### WHAT YOU ARE ASKED TO DO
Return each line of the records holding the string "date".

### PROVIDED RECORDS
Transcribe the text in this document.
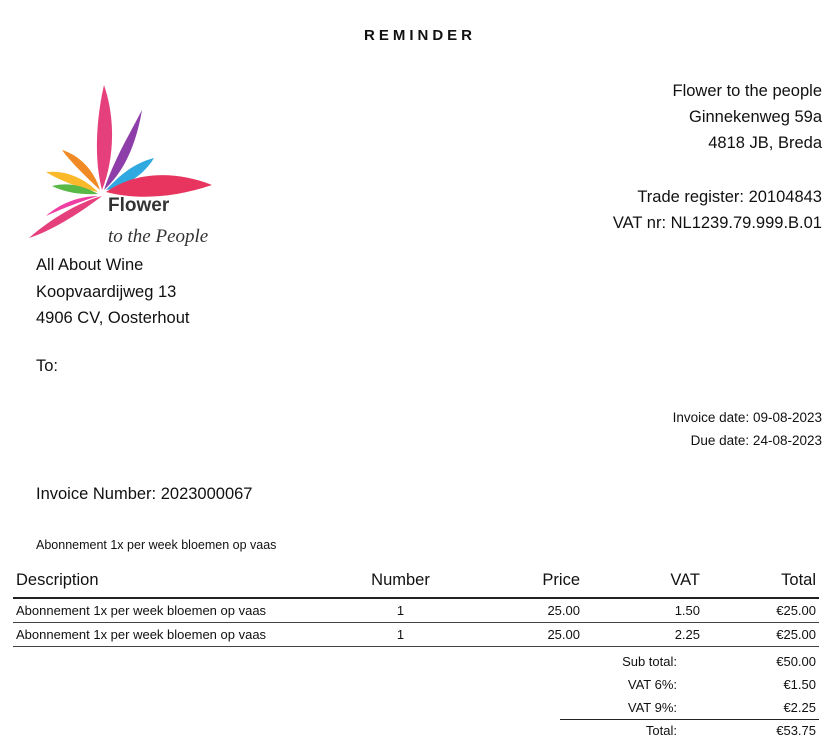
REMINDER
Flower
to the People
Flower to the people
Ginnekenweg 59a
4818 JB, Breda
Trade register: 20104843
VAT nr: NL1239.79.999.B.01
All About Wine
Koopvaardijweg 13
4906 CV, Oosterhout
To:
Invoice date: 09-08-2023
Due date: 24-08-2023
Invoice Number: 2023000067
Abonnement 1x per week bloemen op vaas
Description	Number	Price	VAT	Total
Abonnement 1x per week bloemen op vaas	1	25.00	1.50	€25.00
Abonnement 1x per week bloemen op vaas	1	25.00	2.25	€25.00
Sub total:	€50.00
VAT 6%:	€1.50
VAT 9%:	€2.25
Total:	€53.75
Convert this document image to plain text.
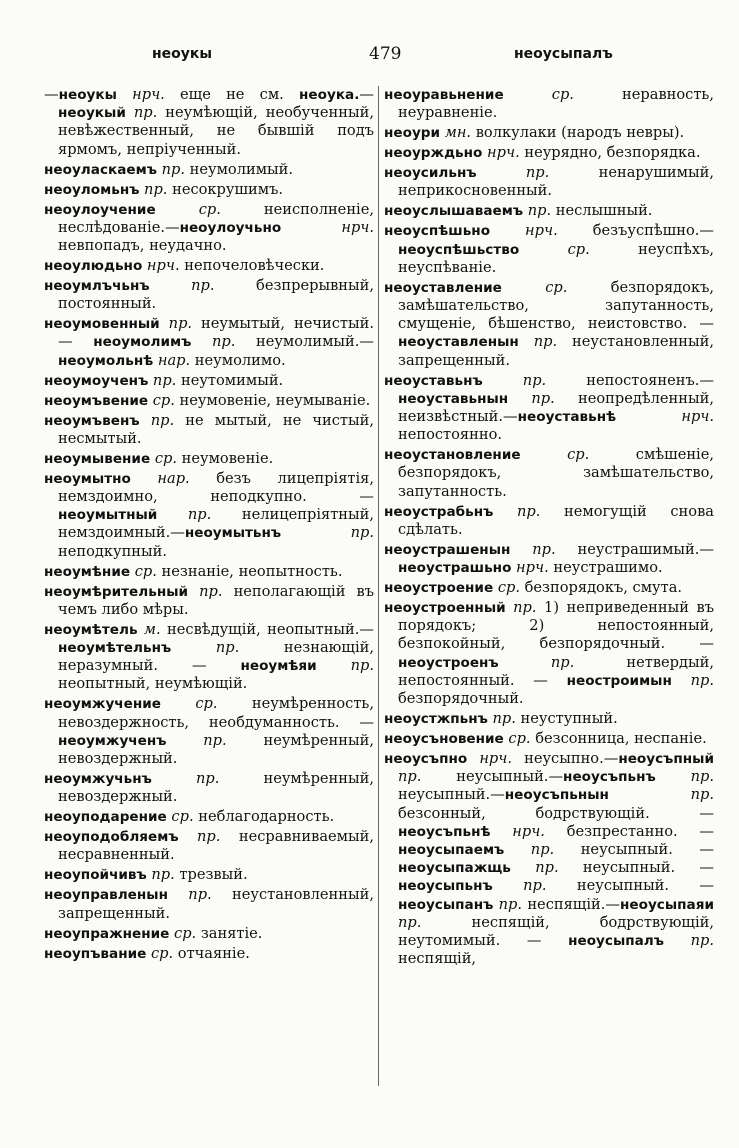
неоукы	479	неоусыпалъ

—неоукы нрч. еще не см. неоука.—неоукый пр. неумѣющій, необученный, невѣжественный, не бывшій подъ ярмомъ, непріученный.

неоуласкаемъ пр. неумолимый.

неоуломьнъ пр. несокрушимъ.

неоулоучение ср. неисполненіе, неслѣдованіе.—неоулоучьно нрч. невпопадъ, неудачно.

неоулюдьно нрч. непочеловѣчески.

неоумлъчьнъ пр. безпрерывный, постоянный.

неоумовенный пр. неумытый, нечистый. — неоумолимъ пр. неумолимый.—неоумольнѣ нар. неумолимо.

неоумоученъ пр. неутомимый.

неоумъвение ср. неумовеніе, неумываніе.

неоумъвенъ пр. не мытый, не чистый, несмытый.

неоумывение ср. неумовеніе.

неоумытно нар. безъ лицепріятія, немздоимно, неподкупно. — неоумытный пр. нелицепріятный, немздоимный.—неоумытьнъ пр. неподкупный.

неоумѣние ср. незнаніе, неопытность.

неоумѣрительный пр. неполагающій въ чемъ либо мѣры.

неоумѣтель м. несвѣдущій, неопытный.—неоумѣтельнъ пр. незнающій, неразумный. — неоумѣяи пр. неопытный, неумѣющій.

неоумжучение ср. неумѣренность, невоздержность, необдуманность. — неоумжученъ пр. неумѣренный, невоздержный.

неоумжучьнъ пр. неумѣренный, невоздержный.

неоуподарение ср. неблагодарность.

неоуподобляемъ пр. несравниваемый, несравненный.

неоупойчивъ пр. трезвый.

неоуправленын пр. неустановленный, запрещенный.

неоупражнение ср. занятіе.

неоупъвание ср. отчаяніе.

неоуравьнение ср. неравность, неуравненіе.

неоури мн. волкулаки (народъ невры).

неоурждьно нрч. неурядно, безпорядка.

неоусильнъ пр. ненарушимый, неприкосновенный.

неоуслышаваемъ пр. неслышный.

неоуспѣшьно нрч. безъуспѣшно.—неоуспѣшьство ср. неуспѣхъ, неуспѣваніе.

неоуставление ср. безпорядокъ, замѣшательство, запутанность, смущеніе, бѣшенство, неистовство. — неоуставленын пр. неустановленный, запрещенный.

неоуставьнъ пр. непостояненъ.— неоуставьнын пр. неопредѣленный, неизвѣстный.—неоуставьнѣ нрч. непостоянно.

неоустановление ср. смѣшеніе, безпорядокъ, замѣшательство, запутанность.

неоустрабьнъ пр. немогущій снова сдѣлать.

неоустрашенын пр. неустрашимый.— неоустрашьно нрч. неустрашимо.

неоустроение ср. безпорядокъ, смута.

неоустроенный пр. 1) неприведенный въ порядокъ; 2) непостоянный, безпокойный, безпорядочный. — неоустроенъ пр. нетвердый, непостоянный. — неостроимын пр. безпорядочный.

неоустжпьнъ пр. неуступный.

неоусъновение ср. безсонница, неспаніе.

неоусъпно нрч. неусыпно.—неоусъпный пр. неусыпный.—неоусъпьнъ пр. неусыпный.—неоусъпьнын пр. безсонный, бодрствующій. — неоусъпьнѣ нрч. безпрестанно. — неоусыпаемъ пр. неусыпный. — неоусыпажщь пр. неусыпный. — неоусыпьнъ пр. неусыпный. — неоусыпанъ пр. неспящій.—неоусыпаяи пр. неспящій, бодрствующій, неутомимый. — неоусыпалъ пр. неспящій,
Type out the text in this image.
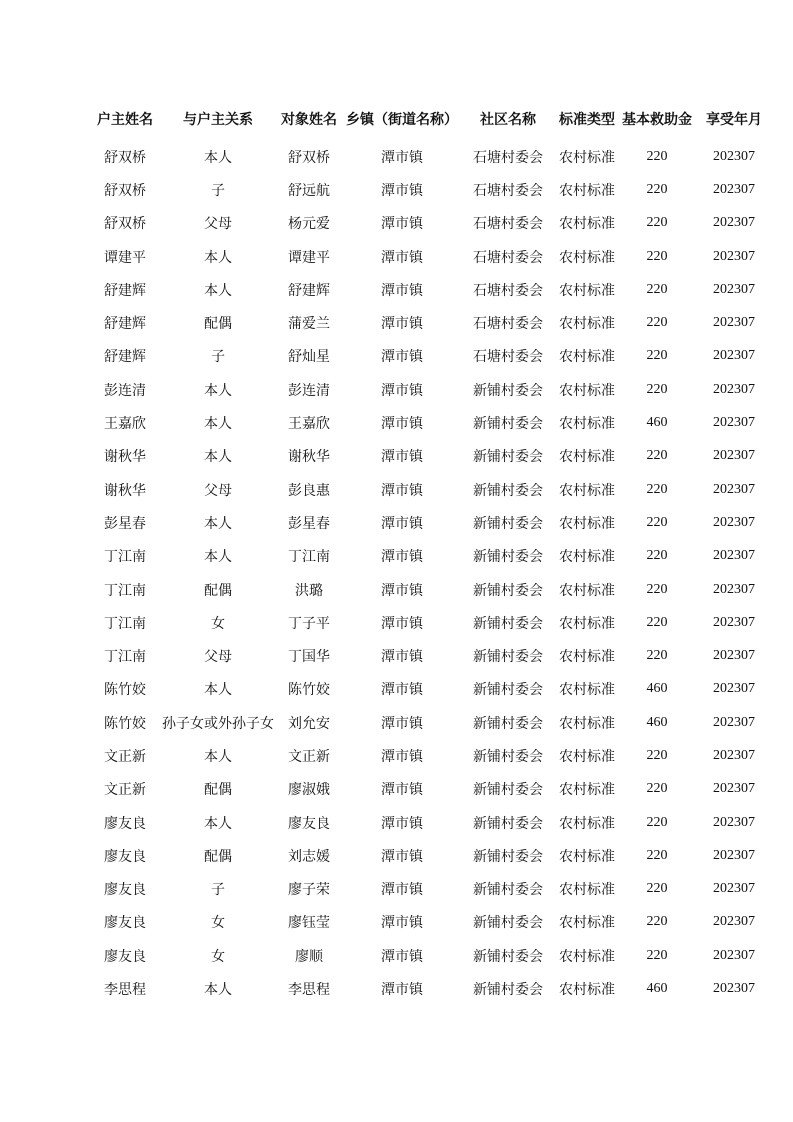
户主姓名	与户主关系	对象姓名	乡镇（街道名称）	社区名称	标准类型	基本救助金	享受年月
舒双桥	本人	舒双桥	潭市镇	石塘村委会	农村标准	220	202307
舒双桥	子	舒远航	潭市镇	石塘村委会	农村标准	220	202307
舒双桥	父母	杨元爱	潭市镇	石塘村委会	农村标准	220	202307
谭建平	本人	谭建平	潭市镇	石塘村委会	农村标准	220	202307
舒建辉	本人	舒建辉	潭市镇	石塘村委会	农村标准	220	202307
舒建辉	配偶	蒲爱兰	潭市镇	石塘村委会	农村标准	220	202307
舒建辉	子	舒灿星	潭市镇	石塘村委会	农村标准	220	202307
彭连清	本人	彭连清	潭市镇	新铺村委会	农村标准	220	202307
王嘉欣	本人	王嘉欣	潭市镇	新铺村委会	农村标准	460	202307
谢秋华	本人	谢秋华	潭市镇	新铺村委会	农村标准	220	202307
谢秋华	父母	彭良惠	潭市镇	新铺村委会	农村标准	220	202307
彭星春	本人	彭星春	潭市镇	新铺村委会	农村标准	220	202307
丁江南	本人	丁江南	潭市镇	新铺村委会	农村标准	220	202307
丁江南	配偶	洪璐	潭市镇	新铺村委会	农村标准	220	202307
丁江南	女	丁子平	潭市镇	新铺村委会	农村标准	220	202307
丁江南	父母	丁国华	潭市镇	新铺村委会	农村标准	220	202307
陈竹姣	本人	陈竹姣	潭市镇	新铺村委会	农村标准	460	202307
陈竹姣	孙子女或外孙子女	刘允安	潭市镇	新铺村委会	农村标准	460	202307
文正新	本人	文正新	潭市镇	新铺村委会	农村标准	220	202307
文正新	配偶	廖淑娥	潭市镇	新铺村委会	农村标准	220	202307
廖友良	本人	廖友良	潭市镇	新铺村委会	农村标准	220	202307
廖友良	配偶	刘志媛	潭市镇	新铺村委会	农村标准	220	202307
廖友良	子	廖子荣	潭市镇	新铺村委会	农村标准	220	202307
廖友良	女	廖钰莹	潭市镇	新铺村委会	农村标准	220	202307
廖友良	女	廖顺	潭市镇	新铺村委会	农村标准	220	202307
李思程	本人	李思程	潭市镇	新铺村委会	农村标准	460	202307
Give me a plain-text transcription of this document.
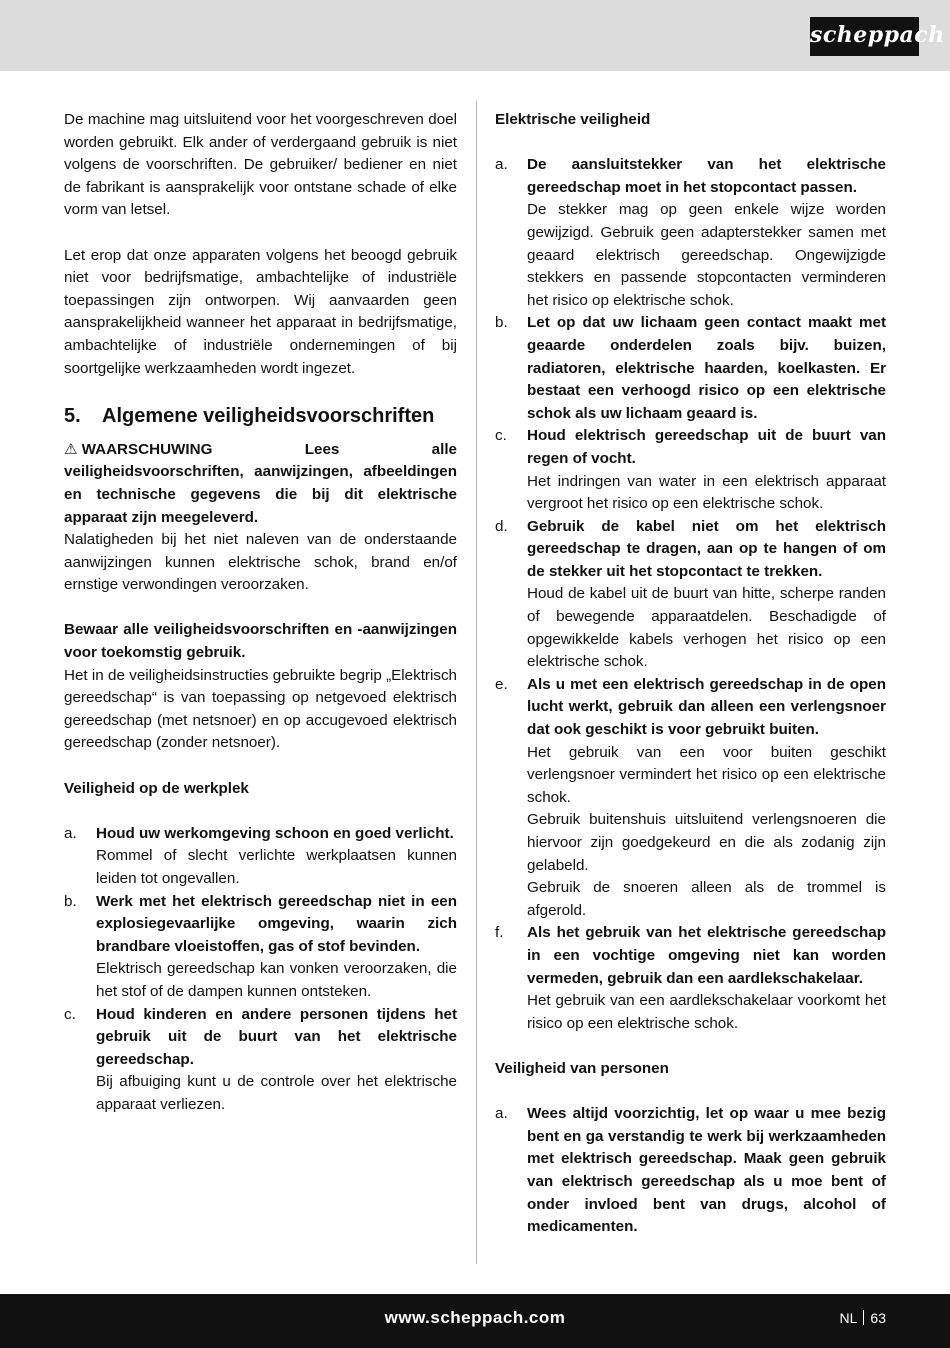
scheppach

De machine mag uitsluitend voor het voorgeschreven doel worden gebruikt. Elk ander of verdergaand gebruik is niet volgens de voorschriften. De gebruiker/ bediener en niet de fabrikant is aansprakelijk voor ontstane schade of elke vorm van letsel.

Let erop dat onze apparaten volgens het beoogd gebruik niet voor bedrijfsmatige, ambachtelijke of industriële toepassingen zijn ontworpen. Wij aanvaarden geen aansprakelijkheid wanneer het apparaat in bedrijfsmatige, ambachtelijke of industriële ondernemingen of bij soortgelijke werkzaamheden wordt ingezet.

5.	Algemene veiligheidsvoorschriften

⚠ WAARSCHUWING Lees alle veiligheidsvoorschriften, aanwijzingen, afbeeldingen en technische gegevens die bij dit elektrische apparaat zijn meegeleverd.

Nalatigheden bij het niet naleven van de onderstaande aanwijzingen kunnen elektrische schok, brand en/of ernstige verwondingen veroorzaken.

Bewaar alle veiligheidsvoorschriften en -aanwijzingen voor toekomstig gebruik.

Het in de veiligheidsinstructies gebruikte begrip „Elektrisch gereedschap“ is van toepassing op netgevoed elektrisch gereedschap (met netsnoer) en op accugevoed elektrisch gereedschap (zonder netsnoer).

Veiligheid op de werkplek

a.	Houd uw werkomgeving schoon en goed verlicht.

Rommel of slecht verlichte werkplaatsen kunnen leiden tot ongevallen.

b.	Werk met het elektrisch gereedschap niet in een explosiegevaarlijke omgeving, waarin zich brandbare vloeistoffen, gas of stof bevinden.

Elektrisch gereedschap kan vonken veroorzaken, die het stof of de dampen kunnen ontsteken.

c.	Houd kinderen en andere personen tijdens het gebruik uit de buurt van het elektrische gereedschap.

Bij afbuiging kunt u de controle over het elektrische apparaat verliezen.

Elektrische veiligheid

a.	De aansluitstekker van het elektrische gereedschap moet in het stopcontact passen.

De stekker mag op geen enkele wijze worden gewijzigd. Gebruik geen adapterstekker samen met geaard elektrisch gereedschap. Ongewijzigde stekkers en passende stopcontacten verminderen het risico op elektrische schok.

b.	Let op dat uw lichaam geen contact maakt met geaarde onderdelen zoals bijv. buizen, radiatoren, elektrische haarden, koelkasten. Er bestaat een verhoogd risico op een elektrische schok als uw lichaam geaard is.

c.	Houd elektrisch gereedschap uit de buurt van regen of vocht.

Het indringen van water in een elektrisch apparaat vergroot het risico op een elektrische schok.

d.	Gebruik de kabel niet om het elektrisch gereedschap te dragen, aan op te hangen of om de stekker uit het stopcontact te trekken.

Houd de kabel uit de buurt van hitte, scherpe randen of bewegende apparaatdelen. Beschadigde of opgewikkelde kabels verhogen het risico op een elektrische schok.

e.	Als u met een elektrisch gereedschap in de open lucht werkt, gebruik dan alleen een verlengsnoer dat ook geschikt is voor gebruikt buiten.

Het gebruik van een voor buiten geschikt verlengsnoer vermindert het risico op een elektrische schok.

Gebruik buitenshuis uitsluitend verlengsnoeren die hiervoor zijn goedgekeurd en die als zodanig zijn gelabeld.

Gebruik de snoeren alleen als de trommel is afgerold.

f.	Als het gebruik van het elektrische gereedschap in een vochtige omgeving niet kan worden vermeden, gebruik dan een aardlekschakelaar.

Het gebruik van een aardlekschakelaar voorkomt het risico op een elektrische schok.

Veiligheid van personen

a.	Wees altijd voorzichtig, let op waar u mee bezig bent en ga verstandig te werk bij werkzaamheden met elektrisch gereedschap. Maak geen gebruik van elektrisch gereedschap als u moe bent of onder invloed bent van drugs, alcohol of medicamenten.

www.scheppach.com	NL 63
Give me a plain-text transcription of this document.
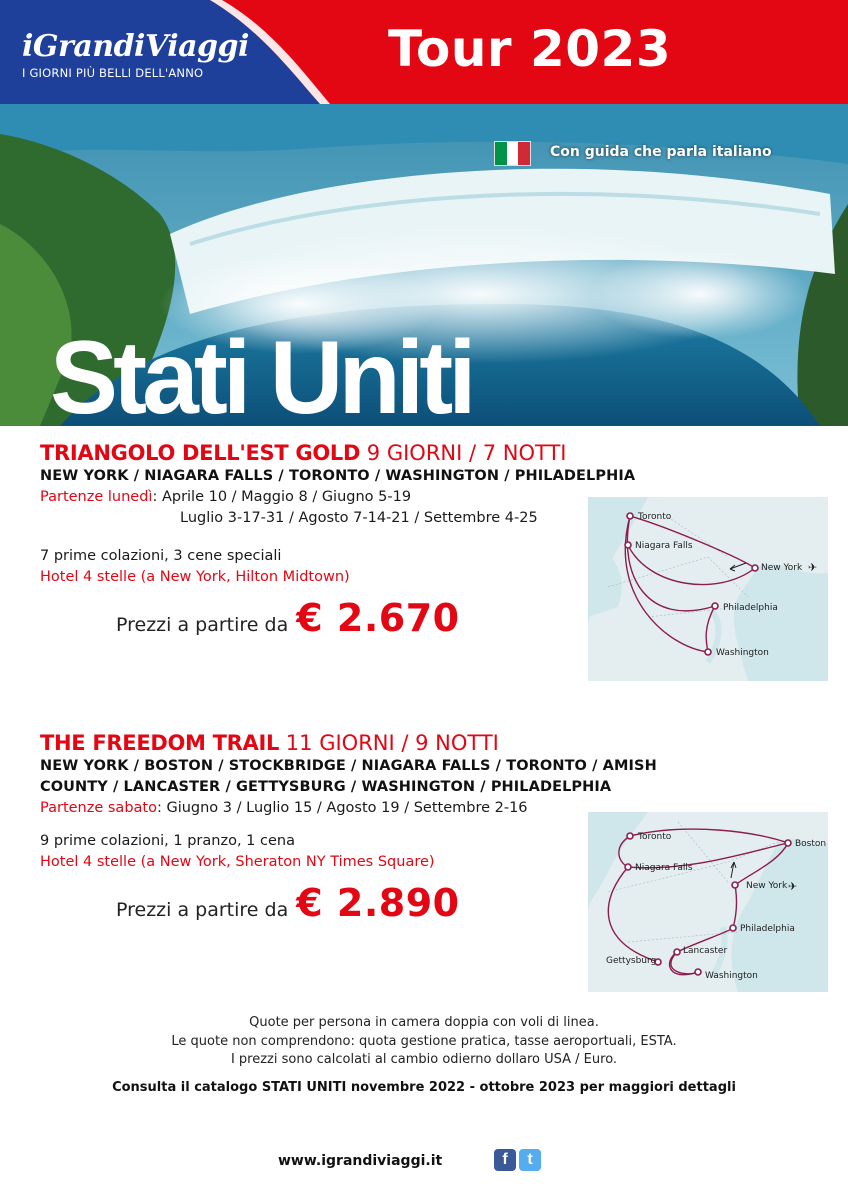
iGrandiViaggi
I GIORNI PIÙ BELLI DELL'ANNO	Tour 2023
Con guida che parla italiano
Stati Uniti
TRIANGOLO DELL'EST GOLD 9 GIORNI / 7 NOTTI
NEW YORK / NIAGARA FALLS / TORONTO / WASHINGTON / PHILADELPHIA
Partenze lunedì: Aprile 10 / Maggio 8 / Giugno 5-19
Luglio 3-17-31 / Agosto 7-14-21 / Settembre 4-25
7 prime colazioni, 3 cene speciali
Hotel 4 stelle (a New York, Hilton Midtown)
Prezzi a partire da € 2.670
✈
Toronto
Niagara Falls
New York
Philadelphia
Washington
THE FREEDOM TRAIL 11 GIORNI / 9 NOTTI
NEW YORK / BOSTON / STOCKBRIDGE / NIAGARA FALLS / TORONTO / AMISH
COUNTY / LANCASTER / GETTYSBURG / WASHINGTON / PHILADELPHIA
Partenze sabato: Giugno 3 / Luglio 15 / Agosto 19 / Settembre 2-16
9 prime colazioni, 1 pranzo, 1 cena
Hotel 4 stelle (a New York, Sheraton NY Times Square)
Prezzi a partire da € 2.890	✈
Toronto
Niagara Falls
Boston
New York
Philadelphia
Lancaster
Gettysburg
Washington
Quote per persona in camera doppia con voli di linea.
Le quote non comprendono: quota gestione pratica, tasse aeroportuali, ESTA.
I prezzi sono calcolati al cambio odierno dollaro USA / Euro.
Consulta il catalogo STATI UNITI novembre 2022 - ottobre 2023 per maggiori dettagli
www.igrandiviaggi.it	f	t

### EXERCISE ANSWER
Invoice date: 09-08-2023
Due date: 24-08-2023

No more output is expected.